[WORK REQUIRED]:
Repeat the records in full and exactly, omitting pictures.

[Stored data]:
◆ ◆ ◆

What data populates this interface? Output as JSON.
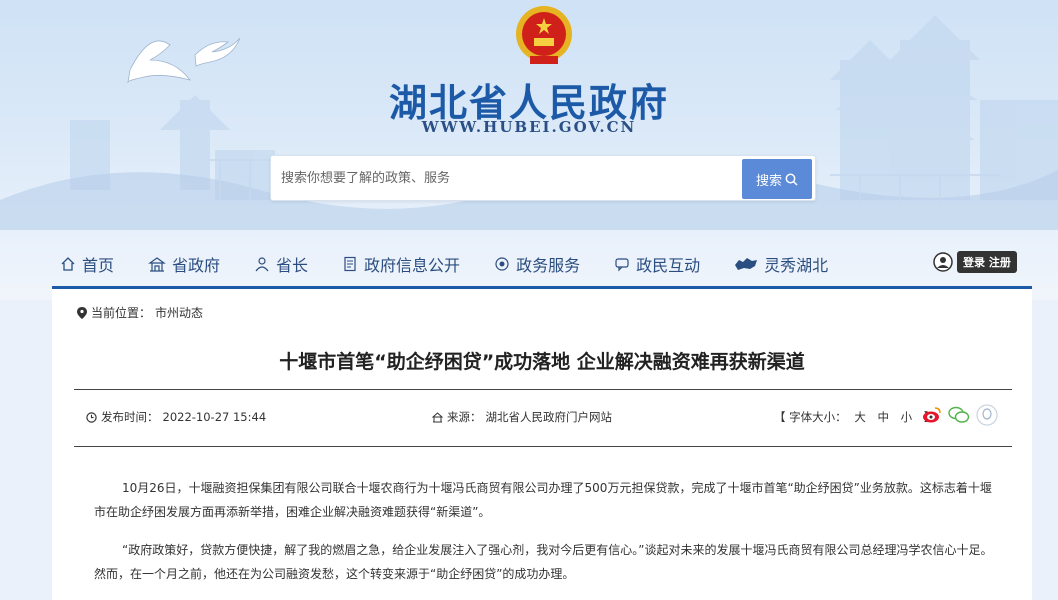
{
  "site": {
    "title": "湖北省人民政府",
    "url": "WWW.HUBEI.GOV.CN"
  },
  "search": {
    "placeholder": "搜索你想要了解的政策、服务",
    "button_label": "搜索"
  },
  "nav": {
    "items": [
      {
        "label": "首页",
        "icon": "home-icon"
      },
      {
        "label": "省政府",
        "icon": "building-icon"
      },
      {
        "label": "省长",
        "icon": "person-icon"
      },
      {
        "label": "政府信息公开",
        "icon": "document-icon"
      },
      {
        "label": "政务服务",
        "icon": "service-icon"
      },
      {
        "label": "政民互动",
        "icon": "chat-icon"
      },
      {
        "label": "灵秀湖北",
        "icon": "map-icon"
      }
    ],
    "login_label": "登录 注册"
  },
  "breadcrumb": {
    "prefix": "当前位置：",
    "current": "市州动态"
  },
  "article": {
    "title": "十堰市首笔“助企纾困贷”成功落地 企业解决融资难再获新渠道",
    "date_label": "发布时间：",
    "date": "2022-10-27 15:44",
    "source_label": "来源：",
    "source": "湖北省人民政府门户网站",
    "font_size_label": "【 字体大小：",
    "font_sizes": [
      "大",
      "中",
      "小"
    ],
    "font_size_end": "】",
    "paragraphs": [
      "10月26日，十堰融资担保集团有限公司联合十堰农商行为十堰冯氏商贸有限公司办理了500万元担保贷款，完成了十堰市首笔“助企纾困贷”业务放款。这标志着十堰市在助企纾困发展方面再添新举措，困难企业解决融资难题获得“新渠道”。",
      "“政府政策好，贷款方便快捷，解了我的燃眉之急，给企业发展注入了强心剂，我对今后更有信心。”谈起对未来的发展十堰冯氏商贸有限公司总经理冯学农信心十足。然而，在一个月之前，他还在为公司融资发愁，这个转变来源于“助企纾困贷”的成功办理。"
    ]
  },
  "colors": {
    "brand": "#1c5aa8",
    "search_button": "#5b8ad8"
  }
}
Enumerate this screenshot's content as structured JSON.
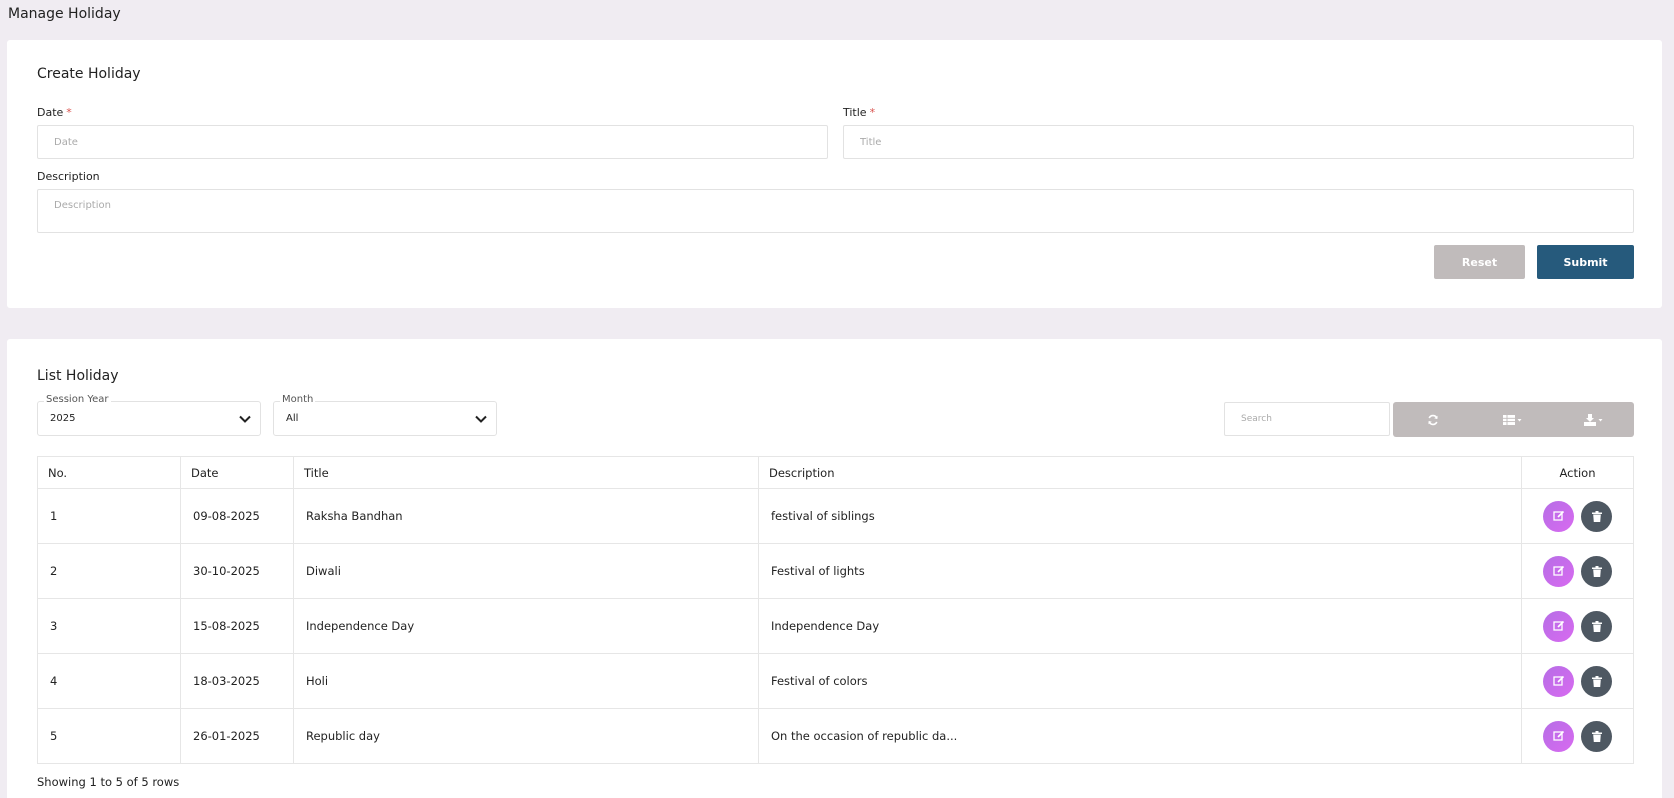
{
  "page": {
    "title": "Manage Holiday"
  },
  "create": {
    "title": "Create Holiday",
    "date_label": "Date",
    "date_placeholder": "Date",
    "title_label": "Title",
    "title_placeholder": "Title",
    "required_mark": "*",
    "description_label": "Description",
    "description_placeholder": "Description",
    "reset_label": "Reset",
    "submit_label": "Submit"
  },
  "list": {
    "title": "List Holiday",
    "session_year": {
      "legend": "Session Year",
      "value": "2025"
    },
    "month": {
      "legend": "Month",
      "value": "All"
    },
    "search_placeholder": "Search",
    "toolbar_icons": [
      "refresh-icon",
      "columns-icon",
      "export-icon"
    ],
    "columns": [
      "No.",
      "Date",
      "Title",
      "Description",
      "Action"
    ],
    "rows": [
      {
        "no": "1",
        "date": "09-08-2025",
        "title": "Raksha Bandhan",
        "description": "festival of siblings"
      },
      {
        "no": "2",
        "date": "30-10-2025",
        "title": "Diwali",
        "description": "Festival of lights"
      },
      {
        "no": "3",
        "date": "15-08-2025",
        "title": "Independence Day",
        "description": "Independence Day"
      },
      {
        "no": "4",
        "date": "18-03-2025",
        "title": "Holi",
        "description": "Festival of colors"
      },
      {
        "no": "5",
        "date": "26-01-2025",
        "title": "Republic day",
        "description": "On the occasion of republic da..."
      }
    ],
    "footer": "Showing 1 to 5 of 5 rows"
  },
  "colors": {
    "background": "#f0ecf2",
    "submit": "#265a7c",
    "reset": "#c0bbbb",
    "edit": "#c86cec",
    "delete": "#4e5862",
    "required": "#d9534f"
  }
}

◆ ◆ ◆

[EXERCISE RESPONSE]:
What data populates this interface? Output as JSON.
{
  "site": {
    "title": "湖北省人民政府",
    "url": "WWW.HUBEI.GOV.CN"
  },
  "search": {
    "placeholder": "搜索你想要了解的政策、服务",
    "button_label": "搜索"
  },
  "nav": {
    "items": [
      {
        "label": "首页",
        "icon": "home-icon"
      },
      {
        "label": "省政府",
        "icon": "building-icon"
      },
      {
        "label": "省长",
        "icon": "person-icon"
      },
      {
        "label": "政府信息公开",
        "icon": "document-icon"
      },
      {
        "label": "政务服务",
        "icon": "service-icon"
      },
      {
        "label": "政民互动",
        "icon": "chat-icon"
      },
      {
        "label": "灵秀湖北",
        "icon": "map-icon"
      }
    ],
    "login_label": "登录 注册"
  },
  "breadcrumb": {
    "prefix": "当前位置：",
    "current": "市州动态"
  },
  "article": {
    "title": "十堰市首笔“助企纾困贷”成功落地 企业解决融资难再获新渠道",
    "date_label": "发布时间：",
    "date": "2022-10-27 15:44",
    "source_label": "来源：",
    "source": "湖北省人民政府门户网站",
    "font_size_label": "【 字体大小：",
    "font_sizes": [
      "大",
      "中",
      "小"
    ],
    "font_size_end": "】",
    "paragraphs": [
      "10月26日，十堰融资担保集团有限公司联合十堰农商行为十堰冯氏商贸有限公司办理了500万元担保贷款，完成了十堰市首笔“助企纾困贷”业务放款。这标志着十堰市在助企纾困发展方面再添新举措，困难企业解决融资难题获得“新渠道”。",
      "“政府政策好，贷款方便快捷，解了我的燃眉之急，给企业发展注入了强心剂，我对今后更有信心。”谈起对未来的发展十堰冯氏商贸有限公司总经理冯学农信心十足。然而，在一个月之前，他还在为公司融资发愁，这个转变来源于“助企纾困贷”的成功办理。"
    ]
  },
  "colors": {
    "brand": "#1c5aa8",
    "search_button": "#5b8ad8"
  }
}
Enumerate this screenshot's content as structured JSON.
{
  "page": {
    "title": "Manage Holiday"
  },
  "create": {
    "title": "Create Holiday",
    "date_label": "Date",
    "date_placeholder": "Date",
    "title_label": "Title",
    "title_placeholder": "Title",
    "required_mark": "*",
    "description_label": "Description",
    "description_placeholder": "Description",
    "reset_label": "Reset",
    "submit_label": "Submit"
  },
  "list": {
    "title": "List Holiday",
    "session_year": {
      "legend": "Session Year",
      "value": "2025"
    },
    "month": {
      "legend": "Month",
      "value": "All"
    },
    "search_placeholder": "Search",
    "toolbar_icons": [
      "refresh-icon",
      "columns-icon",
      "export-icon"
    ],
    "columns": [
      "No.",
      "Date",
      "Title",
      "Description",
      "Action"
    ],
    "rows": [
      {
        "no": "1",
        "date": "09-08-2025",
        "title": "Raksha Bandhan",
        "description": "festival of siblings"
      },
      {
        "no": "2",
        "date": "30-10-2025",
        "title": "Diwali",
        "description": "Festival of lights"
      },
      {
        "no": "3",
        "date": "15-08-2025",
        "title": "Independence Day",
        "description": "Independence Day"
      },
      {
        "no": "4",
        "date": "18-03-2025",
        "title": "Holi",
        "description": "Festival of colors"
      },
      {
        "no": "5",
        "date": "26-01-2025",
        "title": "Republic day",
        "description": "On the occasion of republic da..."
      }
    ],
    "footer": "Showing 1 to 5 of 5 rows"
  },
  "colors": {
    "background": "#f0ecf2",
    "submit": "#265a7c",
    "reset": "#c0bbbb",
    "edit": "#c86cec",
    "delete": "#4e5862",
    "required": "#d9534f"
  }
}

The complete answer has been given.